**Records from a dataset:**
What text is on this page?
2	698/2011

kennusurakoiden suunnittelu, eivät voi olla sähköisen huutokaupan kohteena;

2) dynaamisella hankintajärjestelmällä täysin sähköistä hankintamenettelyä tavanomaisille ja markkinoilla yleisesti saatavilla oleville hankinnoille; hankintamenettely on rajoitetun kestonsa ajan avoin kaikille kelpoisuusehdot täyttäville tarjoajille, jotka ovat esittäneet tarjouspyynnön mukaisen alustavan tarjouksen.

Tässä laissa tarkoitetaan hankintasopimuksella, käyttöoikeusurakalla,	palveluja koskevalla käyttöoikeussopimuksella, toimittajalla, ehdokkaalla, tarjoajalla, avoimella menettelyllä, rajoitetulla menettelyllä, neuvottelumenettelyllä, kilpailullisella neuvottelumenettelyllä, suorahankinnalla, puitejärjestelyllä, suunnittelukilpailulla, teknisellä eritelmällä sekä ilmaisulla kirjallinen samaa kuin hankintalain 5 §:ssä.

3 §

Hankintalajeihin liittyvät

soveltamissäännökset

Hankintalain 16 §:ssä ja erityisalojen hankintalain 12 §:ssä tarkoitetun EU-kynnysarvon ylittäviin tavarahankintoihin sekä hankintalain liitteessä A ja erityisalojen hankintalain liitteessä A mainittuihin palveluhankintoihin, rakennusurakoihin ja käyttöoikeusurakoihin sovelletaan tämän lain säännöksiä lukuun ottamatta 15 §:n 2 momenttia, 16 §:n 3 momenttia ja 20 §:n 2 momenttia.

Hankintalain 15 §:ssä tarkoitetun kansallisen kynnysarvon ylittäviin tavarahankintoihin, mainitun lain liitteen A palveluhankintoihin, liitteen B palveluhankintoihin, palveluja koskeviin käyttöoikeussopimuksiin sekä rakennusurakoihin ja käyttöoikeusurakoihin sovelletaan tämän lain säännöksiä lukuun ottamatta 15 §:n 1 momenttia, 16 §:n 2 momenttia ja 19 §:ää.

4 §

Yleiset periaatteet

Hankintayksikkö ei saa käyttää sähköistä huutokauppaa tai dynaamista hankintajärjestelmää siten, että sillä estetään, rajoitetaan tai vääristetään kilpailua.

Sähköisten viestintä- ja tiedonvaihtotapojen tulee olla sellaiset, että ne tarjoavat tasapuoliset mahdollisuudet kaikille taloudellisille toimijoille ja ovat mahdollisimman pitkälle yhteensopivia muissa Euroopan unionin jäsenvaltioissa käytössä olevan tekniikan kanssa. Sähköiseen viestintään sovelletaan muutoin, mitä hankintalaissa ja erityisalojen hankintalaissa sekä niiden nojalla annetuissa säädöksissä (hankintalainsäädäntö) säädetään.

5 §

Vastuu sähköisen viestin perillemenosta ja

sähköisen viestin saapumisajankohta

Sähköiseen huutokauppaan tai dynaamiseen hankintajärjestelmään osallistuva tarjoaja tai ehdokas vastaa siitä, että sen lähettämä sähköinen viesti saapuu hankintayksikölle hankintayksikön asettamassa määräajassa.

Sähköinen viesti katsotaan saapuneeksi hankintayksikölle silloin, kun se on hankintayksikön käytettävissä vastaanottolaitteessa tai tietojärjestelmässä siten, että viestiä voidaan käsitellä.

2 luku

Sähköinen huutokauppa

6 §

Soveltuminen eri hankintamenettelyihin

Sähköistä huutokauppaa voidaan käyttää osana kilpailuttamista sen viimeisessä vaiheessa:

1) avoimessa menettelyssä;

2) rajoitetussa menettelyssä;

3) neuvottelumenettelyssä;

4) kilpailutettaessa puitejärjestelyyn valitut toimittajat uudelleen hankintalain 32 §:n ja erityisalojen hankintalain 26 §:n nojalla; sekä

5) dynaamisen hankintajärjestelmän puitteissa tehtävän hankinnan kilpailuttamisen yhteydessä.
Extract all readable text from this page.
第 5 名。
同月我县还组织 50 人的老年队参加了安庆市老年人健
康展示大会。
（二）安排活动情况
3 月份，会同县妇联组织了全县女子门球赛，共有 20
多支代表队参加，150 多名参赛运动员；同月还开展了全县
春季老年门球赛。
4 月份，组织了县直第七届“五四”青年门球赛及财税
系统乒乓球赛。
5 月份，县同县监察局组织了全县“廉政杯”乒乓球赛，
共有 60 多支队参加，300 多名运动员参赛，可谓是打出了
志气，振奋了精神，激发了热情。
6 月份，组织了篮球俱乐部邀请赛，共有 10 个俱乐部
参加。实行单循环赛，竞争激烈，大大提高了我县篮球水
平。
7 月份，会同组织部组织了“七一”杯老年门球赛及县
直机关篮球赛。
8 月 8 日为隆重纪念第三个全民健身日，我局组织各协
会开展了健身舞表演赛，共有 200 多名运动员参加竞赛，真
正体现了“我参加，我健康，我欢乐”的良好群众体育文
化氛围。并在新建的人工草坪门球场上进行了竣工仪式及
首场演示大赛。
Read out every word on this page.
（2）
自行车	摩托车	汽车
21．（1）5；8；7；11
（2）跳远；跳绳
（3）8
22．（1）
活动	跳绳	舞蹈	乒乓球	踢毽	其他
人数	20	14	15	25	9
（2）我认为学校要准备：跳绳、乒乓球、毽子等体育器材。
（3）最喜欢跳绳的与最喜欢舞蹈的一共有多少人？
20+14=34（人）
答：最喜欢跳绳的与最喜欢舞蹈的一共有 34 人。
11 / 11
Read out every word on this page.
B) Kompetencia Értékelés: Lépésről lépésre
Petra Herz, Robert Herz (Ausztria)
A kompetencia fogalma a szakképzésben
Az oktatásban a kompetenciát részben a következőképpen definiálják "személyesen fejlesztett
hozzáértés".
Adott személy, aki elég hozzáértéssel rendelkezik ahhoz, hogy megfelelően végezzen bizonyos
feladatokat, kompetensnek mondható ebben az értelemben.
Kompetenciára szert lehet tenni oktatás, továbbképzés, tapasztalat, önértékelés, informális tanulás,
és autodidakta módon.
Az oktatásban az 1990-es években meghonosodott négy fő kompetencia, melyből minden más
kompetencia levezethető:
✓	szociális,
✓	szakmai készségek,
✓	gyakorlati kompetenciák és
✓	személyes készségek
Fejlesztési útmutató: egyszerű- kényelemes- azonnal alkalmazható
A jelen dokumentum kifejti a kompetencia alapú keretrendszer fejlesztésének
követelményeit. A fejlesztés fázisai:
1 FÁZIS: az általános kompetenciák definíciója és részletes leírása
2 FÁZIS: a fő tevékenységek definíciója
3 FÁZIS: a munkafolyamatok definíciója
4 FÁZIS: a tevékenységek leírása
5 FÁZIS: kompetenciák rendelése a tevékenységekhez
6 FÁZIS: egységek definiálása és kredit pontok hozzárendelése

**TASK DESCRIPTION:**
Every line of the records that includes the word "tarkoitetun" should be gathered.

**ANSWER TO THIS PROBLEM:**
Hankintalain 16 §:ssä ja erityisalojen hankintalain 12 §:ssä tarkoitetun EU-kynnysarvon ylittäviin tavarahankintoihin sekä hankintalain liitteessä A ja erityisalojen hankintalain liitteessä A mainittuihin palveluhankintoihin, rakennusurakoihin ja käyttöoikeusurakoihin sovelletaan tämän lain säännöksiä lukuun ottamatta 15 §:n 2 momenttia, 16 §:n 3 momenttia ja 20 §:n 2 momenttia.
Hankintalain 15 §:ssä tarkoitetun kansallisen kynnysarvon ylittäviin tavarahankintoihin, mainitun lain liitteen A palveluhankintoihin, liitteen B palveluhankintoihin, palveluja koskeviin käyttöoikeussopimuksiin sekä rakennusurakoihin ja käyttöoikeusurakoihin sovelletaan tämän lain säännöksiä lukuun ottamatta 15 §:n 1 momenttia, 16 §:n 2 momenttia ja 19 §:ää.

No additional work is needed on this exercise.